* WRITTEN TASK
Give back every line exactly as it appears, pictures excluded.

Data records

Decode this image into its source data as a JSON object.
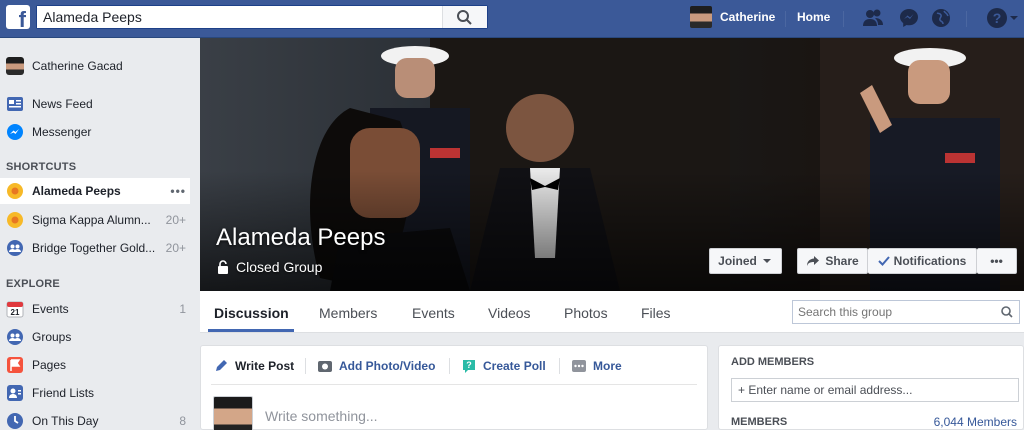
{
  "topbar": {
    "logo": "f",
    "search_value": "Alameda Peeps",
    "user_name": "Catherine",
    "home_label": "Home",
    "icons": [
      "friends-icon",
      "messenger-icon",
      "globe-icon",
      "help-icon"
    ]
  },
  "sidebar": {
    "profile_name": "Catherine Gacad",
    "top_items": [
      {
        "label": "News Feed",
        "icon": "news-feed-icon"
      },
      {
        "label": "Messenger",
        "icon": "messenger-icon"
      }
    ],
    "shortcuts_heading": "SHORTCUTS",
    "shortcuts": [
      {
        "label": "Alameda Peeps",
        "count": "",
        "more": "•••"
      },
      {
        "label": "Sigma Kappa Alumn...",
        "count": "20+"
      },
      {
        "label": "Bridge Together Gold...",
        "count": "20+"
      }
    ],
    "explore_heading": "EXPLORE",
    "explore": [
      {
        "label": "Events",
        "count": "1",
        "icon_text": "21"
      },
      {
        "label": "Groups",
        "count": ""
      },
      {
        "label": "Pages",
        "count": ""
      },
      {
        "label": "Friend Lists",
        "count": ""
      },
      {
        "label": "On This Day",
        "count": "8"
      }
    ]
  },
  "cover": {
    "group_name": "Alameda Peeps",
    "privacy": "Closed Group",
    "joined_label": "Joined",
    "share_label": "Share",
    "notifications_label": "Notifications",
    "more_label": "•••"
  },
  "tabs": [
    {
      "label": "Discussion",
      "active": true
    },
    {
      "label": "Members"
    },
    {
      "label": "Events"
    },
    {
      "label": "Videos"
    },
    {
      "label": "Photos"
    },
    {
      "label": "Files"
    }
  ],
  "group_search": {
    "placeholder": "Search this group"
  },
  "composer": {
    "write_post": "Write Post",
    "add_photo": "Add Photo/Video",
    "create_poll": "Create Poll",
    "more": "More",
    "placeholder": "Write something..."
  },
  "right_panel": {
    "add_members_heading": "ADD MEMBERS",
    "add_members_placeholder": "+ Enter name or email address...",
    "members_heading": "MEMBERS",
    "members_count": "6,044 Members"
  },
  "colors": {
    "brand": "#3b5998",
    "link": "#365899",
    "tab_active": "#4267b2"
  }
}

* EXERCISE ANSWER
Decode this image into its source data as a JSON object.
{
  "topbar": {
    "logo": "f",
    "search_value": "Alameda Peeps",
    "user_name": "Catherine",
    "home_label": "Home",
    "icons": [
      "friends-icon",
      "messenger-icon",
      "globe-icon",
      "help-icon"
    ]
  },
  "sidebar": {
    "profile_name": "Catherine Gacad",
    "top_items": [
      {
        "label": "News Feed",
        "icon": "news-feed-icon"
      },
      {
        "label": "Messenger",
        "icon": "messenger-icon"
      }
    ],
    "shortcuts_heading": "SHORTCUTS",
    "shortcuts": [
      {
        "label": "Alameda Peeps",
        "count": "",
        "more": "•••"
      },
      {
        "label": "Sigma Kappa Alumn...",
        "count": "20+"
      },
      {
        "label": "Bridge Together Gold...",
        "count": "20+"
      }
    ],
    "explore_heading": "EXPLORE",
    "explore": [
      {
        "label": "Events",
        "count": "1",
        "icon_text": "21"
      },
      {
        "label": "Groups",
        "count": ""
      },
      {
        "label": "Pages",
        "count": ""
      },
      {
        "label": "Friend Lists",
        "count": ""
      },
      {
        "label": "On This Day",
        "count": "8"
      }
    ]
  },
  "cover": {
    "group_name": "Alameda Peeps",
    "privacy": "Closed Group",
    "joined_label": "Joined",
    "share_label": "Share",
    "notifications_label": "Notifications",
    "more_label": "•••"
  },
  "tabs": [
    {
      "label": "Discussion",
      "active": true
    },
    {
      "label": "Members"
    },
    {
      "label": "Events"
    },
    {
      "label": "Videos"
    },
    {
      "label": "Photos"
    },
    {
      "label": "Files"
    }
  ],
  "group_search": {
    "placeholder": "Search this group"
  },
  "composer": {
    "write_post": "Write Post",
    "add_photo": "Add Photo/Video",
    "create_poll": "Create Poll",
    "more": "More",
    "placeholder": "Write something..."
  },
  "right_panel": {
    "add_members_heading": "ADD MEMBERS",
    "add_members_placeholder": "+ Enter name or email address...",
    "members_heading": "MEMBERS",
    "members_count": "6,044 Members"
  },
  "colors": {
    "brand": "#3b5998",
    "link": "#365899",
    "tab_active": "#4267b2"
  }
}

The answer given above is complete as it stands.